===== RECORDS SHOWN =====
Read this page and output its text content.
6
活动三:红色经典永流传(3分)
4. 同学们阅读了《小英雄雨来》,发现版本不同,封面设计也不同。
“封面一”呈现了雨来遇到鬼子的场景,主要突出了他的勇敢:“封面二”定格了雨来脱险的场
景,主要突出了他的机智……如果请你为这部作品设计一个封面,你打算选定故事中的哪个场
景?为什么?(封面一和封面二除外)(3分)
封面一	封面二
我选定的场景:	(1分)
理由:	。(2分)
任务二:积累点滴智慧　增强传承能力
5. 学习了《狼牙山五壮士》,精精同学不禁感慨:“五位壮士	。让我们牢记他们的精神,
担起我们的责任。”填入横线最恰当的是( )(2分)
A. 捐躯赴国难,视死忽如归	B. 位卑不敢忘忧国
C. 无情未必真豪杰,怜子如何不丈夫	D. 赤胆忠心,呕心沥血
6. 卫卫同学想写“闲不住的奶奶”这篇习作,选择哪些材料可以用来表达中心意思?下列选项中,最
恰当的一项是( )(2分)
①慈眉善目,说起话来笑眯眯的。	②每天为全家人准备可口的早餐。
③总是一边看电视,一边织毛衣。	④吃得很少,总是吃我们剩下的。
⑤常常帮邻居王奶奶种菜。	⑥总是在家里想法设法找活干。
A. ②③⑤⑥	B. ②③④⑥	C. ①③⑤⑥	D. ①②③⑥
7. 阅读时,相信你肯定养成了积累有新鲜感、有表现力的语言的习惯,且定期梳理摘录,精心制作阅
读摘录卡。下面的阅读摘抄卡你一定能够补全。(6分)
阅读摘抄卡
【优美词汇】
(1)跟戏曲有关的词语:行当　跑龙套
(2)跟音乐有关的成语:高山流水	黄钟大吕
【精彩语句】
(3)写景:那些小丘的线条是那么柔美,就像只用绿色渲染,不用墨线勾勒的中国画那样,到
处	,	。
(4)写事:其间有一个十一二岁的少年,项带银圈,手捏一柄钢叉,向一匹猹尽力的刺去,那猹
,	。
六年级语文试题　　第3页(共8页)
=====
• EXERCISE DETAILS:
Take the entries above and transcribe them exactly.

• RESULT:
Read this page and output its text content.
6
活动三:红色经典永流传(3分)
4. 同学们阅读了《小英雄雨来》,发现版本不同,封面设计也不同。
“封面一”呈现了雨来遇到鬼子的场景,主要突出了他的勇敢:“封面二”定格了雨来脱险的场
景,主要突出了他的机智……如果请你为这部作品设计一个封面,你打算选定故事中的哪个场
景?为什么?(封面一和封面二除外)(3分)
封面一	封面二
我选定的场景:	(1分)
理由:	。(2分)
任务二:积累点滴智慧　增强传承能力
5. 学习了《狼牙山五壮士》,精精同学不禁感慨:“五位壮士	。让我们牢记他们的精神,
担起我们的责任。”填入横线最恰当的是( )(2分)
A. 捐躯赴国难,视死忽如归	B. 位卑不敢忘忧国
C. 无情未必真豪杰,怜子如何不丈夫	D. 赤胆忠心,呕心沥血
6. 卫卫同学想写“闲不住的奶奶”这篇习作,选择哪些材料可以用来表达中心意思?下列选项中,最
恰当的一项是( )(2分)
①慈眉善目,说起话来笑眯眯的。	②每天为全家人准备可口的早餐。
③总是一边看电视,一边织毛衣。	④吃得很少,总是吃我们剩下的。
⑤常常帮邻居王奶奶种菜。	⑥总是在家里想法设法找活干。
A. ②③⑤⑥	B. ②③④⑥	C. ①③⑤⑥	D. ①②③⑥
7. 阅读时,相信你肯定养成了积累有新鲜感、有表现力的语言的习惯,且定期梳理摘录,精心制作阅
读摘录卡。下面的阅读摘抄卡你一定能够补全。(6分)
阅读摘抄卡
【优美词汇】
(1)跟戏曲有关的词语:行当　跑龙套
(2)跟音乐有关的成语:高山流水	黄钟大吕
【精彩语句】
(3)写景:那些小丘的线条是那么柔美,就像只用绿色渲染,不用墨线勾勒的中国画那样,到
处	,	。
(4)写事:其间有一个十一二岁的少年,项带银圈,手捏一柄钢叉,向一匹猹尽力的刺去,那猹
,	。
六年级语文试题　　第3页(共8页)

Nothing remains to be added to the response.